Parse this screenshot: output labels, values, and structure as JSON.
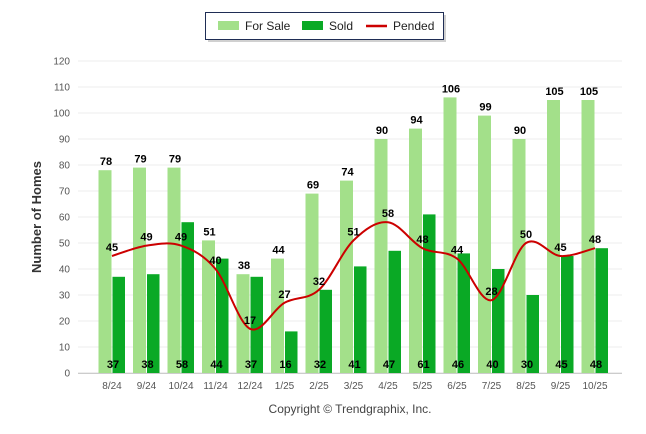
{
  "chart_data": {
    "type": "bar",
    "title": "",
    "xlabel": "",
    "ylabel": "Number of Homes",
    "ylim": [
      0,
      120
    ],
    "yticks": [
      0,
      10,
      20,
      30,
      40,
      50,
      60,
      70,
      80,
      90,
      100,
      110,
      120
    ],
    "grid": true,
    "legend_position": "top-center",
    "categories": [
      "8/24",
      "9/24",
      "10/24",
      "11/24",
      "12/24",
      "1/25",
      "2/25",
      "3/25",
      "4/25",
      "5/25",
      "6/25",
      "7/25",
      "8/25",
      "9/25",
      "10/25"
    ],
    "series": [
      {
        "name": "For Sale",
        "type": "bar",
        "color": "#a3e08a",
        "values": [
          78,
          79,
          79,
          51,
          38,
          44,
          69,
          74,
          90,
          94,
          106,
          99,
          90,
          105,
          105
        ]
      },
      {
        "name": "Sold",
        "type": "bar",
        "color": "#0aa925",
        "values": [
          37,
          38,
          58,
          44,
          37,
          16,
          32,
          41,
          47,
          61,
          46,
          40,
          30,
          45,
          48
        ]
      },
      {
        "name": "Pended",
        "type": "line",
        "color": "#cc0000",
        "values": [
          45,
          49,
          49,
          40,
          17,
          27,
          32,
          51,
          58,
          48,
          44,
          28,
          50,
          45,
          48
        ]
      }
    ],
    "annotation": "Copyright © Trendgraphix, Inc."
  }
}
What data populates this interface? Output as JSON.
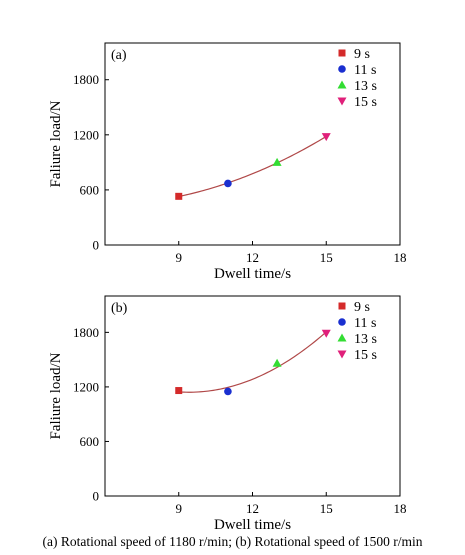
{
  "chart_data": [
    {
      "type": "scatter",
      "panel_label": "(a)",
      "xlabel": "Dwell time/s",
      "ylabel": "Faliure load/N",
      "xlim": [
        6,
        18
      ],
      "ylim": [
        0,
        2200
      ],
      "xticks": [
        9,
        12,
        15,
        18
      ],
      "yticks": [
        0,
        600,
        1200,
        1800
      ],
      "legend_position": "top-right",
      "series": [
        {
          "name": "9 s",
          "marker": "square",
          "color": "#d42a2a",
          "x": [
            9
          ],
          "y": [
            530
          ]
        },
        {
          "name": "11 s",
          "marker": "circle",
          "color": "#1a2fd0",
          "x": [
            11
          ],
          "y": [
            670
          ]
        },
        {
          "name": "13 s",
          "marker": "triangle-up",
          "color": "#33dd33",
          "x": [
            13
          ],
          "y": [
            900
          ]
        },
        {
          "name": "15 s",
          "marker": "triangle-down",
          "color": "#e0207a",
          "x": [
            15
          ],
          "y": [
            1180
          ]
        }
      ],
      "fit": {
        "type": "quadratic",
        "color": "#b04848",
        "x_range": [
          9,
          15
        ],
        "points": [
          [
            9,
            530
          ],
          [
            11,
            670
          ],
          [
            13,
            900
          ],
          [
            15,
            1180
          ]
        ]
      }
    },
    {
      "type": "scatter",
      "panel_label": "(b)",
      "xlabel": "Dwell time/s",
      "ylabel": "Faliure load/N",
      "xlim": [
        6,
        18
      ],
      "ylim": [
        0,
        2200
      ],
      "xticks": [
        9,
        12,
        15,
        18
      ],
      "yticks": [
        0,
        600,
        1200,
        1800
      ],
      "legend_position": "top-right",
      "series": [
        {
          "name": "9 s",
          "marker": "square",
          "color": "#d42a2a",
          "x": [
            9
          ],
          "y": [
            1160
          ]
        },
        {
          "name": "11 s",
          "marker": "circle",
          "color": "#1a2fd0",
          "x": [
            11
          ],
          "y": [
            1150
          ]
        },
        {
          "name": "13 s",
          "marker": "triangle-up",
          "color": "#33dd33",
          "x": [
            13
          ],
          "y": [
            1460
          ]
        },
        {
          "name": "15 s",
          "marker": "triangle-down",
          "color": "#e0207a",
          "x": [
            15
          ],
          "y": [
            1790
          ]
        }
      ],
      "fit": {
        "type": "quadratic",
        "color": "#b04848",
        "x_range": [
          9,
          15
        ],
        "points": [
          [
            9,
            1160
          ],
          [
            11,
            1150
          ],
          [
            13,
            1460
          ],
          [
            15,
            1790
          ]
        ]
      }
    }
  ],
  "caption": "(a) Rotational speed  of 1180 r/min; (b) Rotational speed of 1500 r/min"
}
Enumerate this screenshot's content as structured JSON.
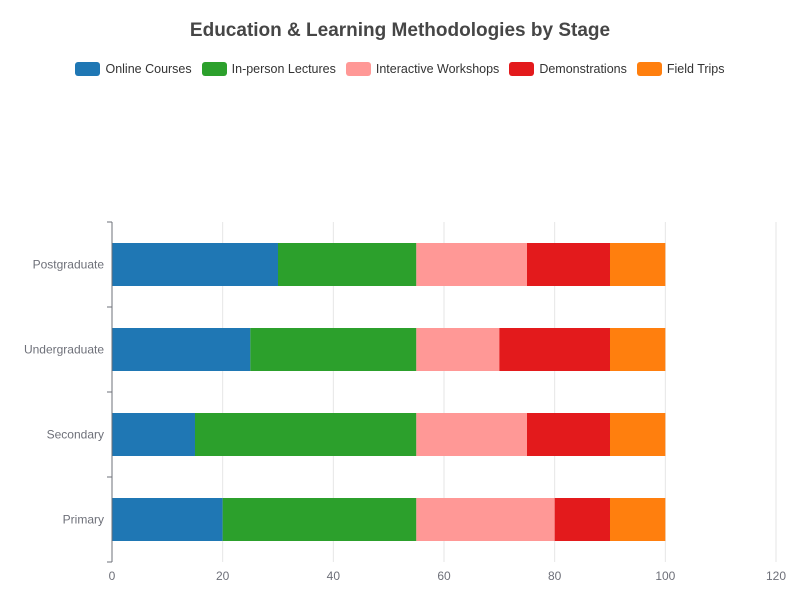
{
  "chart_data": {
    "type": "bar",
    "orientation": "horizontal",
    "stacked": true,
    "title": "Education & Learning Methodologies by Stage",
    "categories": [
      "Primary",
      "Secondary",
      "Undergraduate",
      "Postgraduate"
    ],
    "series": [
      {
        "name": "Online Courses",
        "color": "#1f77b4",
        "values": [
          20,
          15,
          25,
          30
        ]
      },
      {
        "name": "In-person Lectures",
        "color": "#2ca02c",
        "values": [
          35,
          40,
          30,
          25
        ]
      },
      {
        "name": "Interactive Workshops",
        "color": "#ff9896",
        "values": [
          25,
          20,
          15,
          20
        ]
      },
      {
        "name": "Demonstrations",
        "color": "#e31a1c",
        "values": [
          10,
          15,
          20,
          15
        ]
      },
      {
        "name": "Field Trips",
        "color": "#ff7f0e",
        "values": [
          10,
          10,
          10,
          10
        ]
      }
    ],
    "xlim": [
      0,
      120
    ],
    "xticks": [
      0,
      20,
      40,
      60,
      80,
      100,
      120
    ],
    "legend_position": "top",
    "grid": "vertical"
  }
}
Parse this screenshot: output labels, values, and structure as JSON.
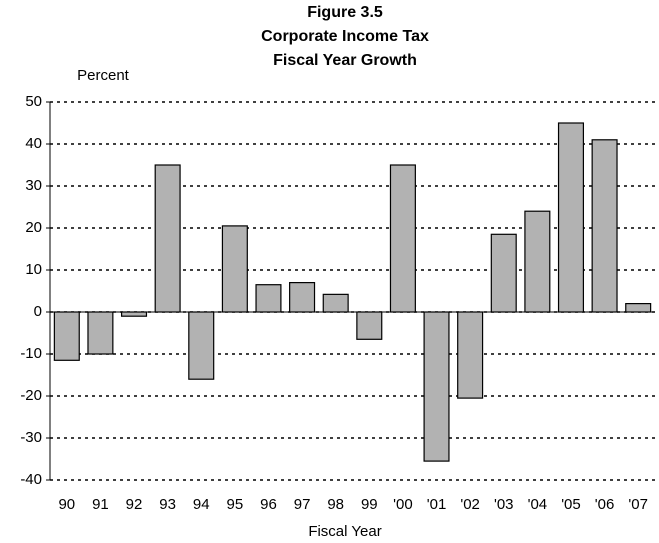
{
  "chart_data": {
    "type": "bar",
    "title": [
      "Figure 3.5",
      "Corporate Income Tax",
      "Fiscal Year Growth"
    ],
    "y_label": "Percent",
    "x_label": "Fiscal Year",
    "categories": [
      "90",
      "91",
      "92",
      "93",
      "94",
      "95",
      "96",
      "97",
      "98",
      "99",
      "'00",
      "'01",
      "'02",
      "'03",
      "'04",
      "'05",
      "'06",
      "'07"
    ],
    "values": [
      -11.5,
      -10,
      -1,
      35,
      -16,
      20.5,
      6.5,
      7,
      4.2,
      -6.5,
      35,
      -35.5,
      -20.5,
      18.5,
      24,
      45,
      41,
      2
    ],
    "color": "#b2b2b2",
    "ylim": [
      -40,
      50
    ],
    "yticks": [
      -40,
      -30,
      -20,
      -10,
      0,
      10,
      20,
      30,
      40,
      50
    ],
    "grid": true
  }
}
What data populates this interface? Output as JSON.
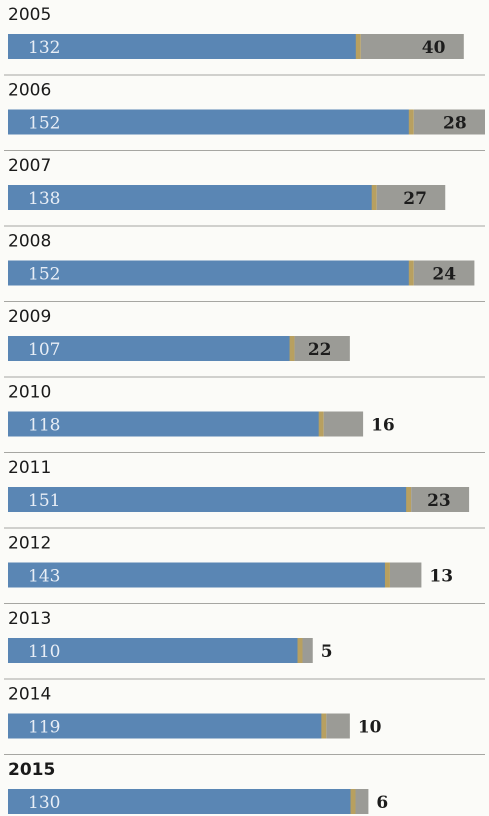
{
  "chart_data": {
    "type": "bar",
    "orientation": "horizontal",
    "stacked": true,
    "categories": [
      "2005",
      "2006",
      "2007",
      "2008",
      "2009",
      "2010",
      "2011",
      "2012",
      "2013",
      "2014",
      "2015"
    ],
    "highlight_category": "2015",
    "series": [
      {
        "values": [
          132,
          152,
          138,
          152,
          107,
          118,
          151,
          143,
          110,
          119,
          130
        ]
      },
      {
        "values": [
          40,
          28,
          27,
          24,
          22,
          16,
          23,
          13,
          5,
          10,
          6
        ]
      }
    ],
    "colors": {
      "primary": "#5a86b4",
      "secondary": "#9b9b96",
      "accent": "#b8a060",
      "separator": "#8a8a86",
      "background": "#fbfbf8"
    },
    "title": "",
    "xlabel": "",
    "ylabel": "",
    "grid": false,
    "legend": "none"
  }
}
┄┄┄┄┄┄┄┄┄┄
Go through the entries above and print each one exactly, minus the pictures.

Parse this screenshot: output labels, values, and structure as JSON.
{
  "chart_data": {
    "type": "bar",
    "title": "",
    "xlabel": "",
    "ylabel": "Number of Homes",
    "ylim": [
      0,
      120
    ],
    "yticks": [
      0,
      10,
      20,
      30,
      40,
      50,
      60,
      70,
      80,
      90,
      100,
      110,
      120
    ],
    "grid": true,
    "legend_position": "top-center",
    "categories": [
      "8/24",
      "9/24",
      "10/24",
      "11/24",
      "12/24",
      "1/25",
      "2/25",
      "3/25",
      "4/25",
      "5/25",
      "6/25",
      "7/25",
      "8/25",
      "9/25",
      "10/25"
    ],
    "series": [
      {
        "name": "For Sale",
        "type": "bar",
        "color": "#a3e08a",
        "values": [
          78,
          79,
          79,
          51,
          38,
          44,
          69,
          74,
          90,
          94,
          106,
          99,
          90,
          105,
          105
        ]
      },
      {
        "name": "Sold",
        "type": "bar",
        "color": "#0aa925",
        "values": [
          37,
          38,
          58,
          44,
          37,
          16,
          32,
          41,
          47,
          61,
          46,
          40,
          30,
          45,
          48
        ]
      },
      {
        "name": "Pended",
        "type": "line",
        "color": "#cc0000",
        "values": [
          45,
          49,
          49,
          40,
          17,
          27,
          32,
          51,
          58,
          48,
          44,
          28,
          50,
          45,
          48
        ]
      }
    ],
    "annotation": "Copyright © Trendgraphix, Inc."
  }
}
What data populates this interface? Output as JSON.
{
  "chart_data": [
    {
      "type": "scatter",
      "panel_label": "(a)",
      "xlabel": "Dwell time/s",
      "ylabel": "Faliure load/N",
      "xlim": [
        6,
        18
      ],
      "ylim": [
        0,
        2200
      ],
      "xticks": [
        9,
        12,
        15,
        18
      ],
      "yticks": [
        0,
        600,
        1200,
        1800
      ],
      "legend_position": "top-right",
      "series": [
        {
          "name": "9 s",
          "marker": "square",
          "color": "#d42a2a",
          "x": [
            9
          ],
          "y": [
            530
          ]
        },
        {
          "name": "11 s",
          "marker": "circle",
          "color": "#1a2fd0",
          "x": [
            11
          ],
          "y": [
            670
          ]
        },
        {
          "name": "13 s",
          "marker": "triangle-up",
          "color": "#33dd33",
          "x": [
            13
          ],
          "y": [
            900
          ]
        },
        {
          "name": "15 s",
          "marker": "triangle-down",
          "color": "#e0207a",
          "x": [
            15
          ],
          "y": [
            1180
          ]
        }
      ],
      "fit": {
        "type": "quadratic",
        "color": "#b04848",
        "x_range": [
          9,
          15
        ],
        "points": [
          [
            9,
            530
          ],
          [
            11,
            670
          ],
          [
            13,
            900
          ],
          [
            15,
            1180
          ]
        ]
      }
    },
    {
      "type": "scatter",
      "panel_label": "(b)",
      "xlabel": "Dwell time/s",
      "ylabel": "Faliure load/N",
      "xlim": [
        6,
        18
      ],
      "ylim": [
        0,
        2200
      ],
      "xticks": [
        9,
        12,
        15,
        18
      ],
      "yticks": [
        0,
        600,
        1200,
        1800
      ],
      "legend_position": "top-right",
      "series": [
        {
          "name": "9 s",
          "marker": "square",
          "color": "#d42a2a",
          "x": [
            9
          ],
          "y": [
            1160
          ]
        },
        {
          "name": "11 s",
          "marker": "circle",
          "color": "#1a2fd0",
          "x": [
            11
          ],
          "y": [
            1150
          ]
        },
        {
          "name": "13 s",
          "marker": "triangle-up",
          "color": "#33dd33",
          "x": [
            13
          ],
          "y": [
            1460
          ]
        },
        {
          "name": "15 s",
          "marker": "triangle-down",
          "color": "#e0207a",
          "x": [
            15
          ],
          "y": [
            1790
          ]
        }
      ],
      "fit": {
        "type": "quadratic",
        "color": "#b04848",
        "x_range": [
          9,
          15
        ],
        "points": [
          [
            9,
            1160
          ],
          [
            11,
            1150
          ],
          [
            13,
            1460
          ],
          [
            15,
            1790
          ]
        ]
      }
    }
  ],
  "caption": "(a) Rotational speed  of 1180 r/min; (b) Rotational speed of 1500 r/min"
}
Enumerate this screenshot's content as structured JSON.
{
  "chart_data": {
    "type": "bar",
    "orientation": "horizontal",
    "stacked": true,
    "title": "Education & Learning Methodologies by Stage",
    "categories": [
      "Primary",
      "Secondary",
      "Undergraduate",
      "Postgraduate"
    ],
    "series": [
      {
        "name": "Online Courses",
        "color": "#1f77b4",
        "values": [
          20,
          15,
          25,
          30
        ]
      },
      {
        "name": "In-person Lectures",
        "color": "#2ca02c",
        "values": [
          35,
          40,
          30,
          25
        ]
      },
      {
        "name": "Interactive Workshops",
        "color": "#ff9896",
        "values": [
          25,
          20,
          15,
          20
        ]
      },
      {
        "name": "Demonstrations",
        "color": "#e31a1c",
        "values": [
          10,
          15,
          20,
          15
        ]
      },
      {
        "name": "Field Trips",
        "color": "#ff7f0e",
        "values": [
          10,
          10,
          10,
          10
        ]
      }
    ],
    "xlim": [
      0,
      120
    ],
    "xticks": [
      0,
      20,
      40,
      60,
      80,
      100,
      120
    ],
    "legend_position": "top",
    "grid": "vertical"
  }
}
Parse this screenshot: output labels, values, and structure as JSON.
{
  "chart_data": {
    "type": "bar",
    "title": [
      "Figure 3.5",
      "Corporate Income Tax",
      "Fiscal Year Growth"
    ],
    "y_label": "Percent",
    "x_label": "Fiscal Year",
    "categories": [
      "90",
      "91",
      "92",
      "93",
      "94",
      "95",
      "96",
      "97",
      "98",
      "99",
      "'00",
      "'01",
      "'02",
      "'03",
      "'04",
      "'05",
      "'06",
      "'07"
    ],
    "values": [
      -11.5,
      -10,
      -1,
      35,
      -16,
      20.5,
      6.5,
      7,
      4.2,
      -6.5,
      35,
      -35.5,
      -20.5,
      18.5,
      24,
      45,
      41,
      2
    ],
    "color": "#b2b2b2",
    "ylim": [
      -40,
      50
    ],
    "yticks": [
      -40,
      -30,
      -20,
      -10,
      0,
      10,
      20,
      30,
      40,
      50
    ],
    "grid": true
  }
}
What data populates this interface? Output as JSON.
{
  "chart_data": {
    "type": "bar",
    "orientation": "horizontal",
    "stacked": true,
    "categories": [
      "2005",
      "2006",
      "2007",
      "2008",
      "2009",
      "2010",
      "2011",
      "2012",
      "2013",
      "2014",
      "2015"
    ],
    "highlight_category": "2015",
    "series": [
      {
        "values": [
          132,
          152,
          138,
          152,
          107,
          118,
          151,
          143,
          110,
          119,
          130
        ]
      },
      {
        "values": [
          40,
          28,
          27,
          24,
          22,
          16,
          23,
          13,
          5,
          10,
          6
        ]
      }
    ],
    "colors": {
      "primary": "#5a86b4",
      "secondary": "#9b9b96",
      "accent": "#b8a060",
      "separator": "#8a8a86",
      "background": "#fbfbf8"
    },
    "title": "",
    "xlabel": "",
    "ylabel": "",
    "grid": false,
    "legend": "none"
  }
}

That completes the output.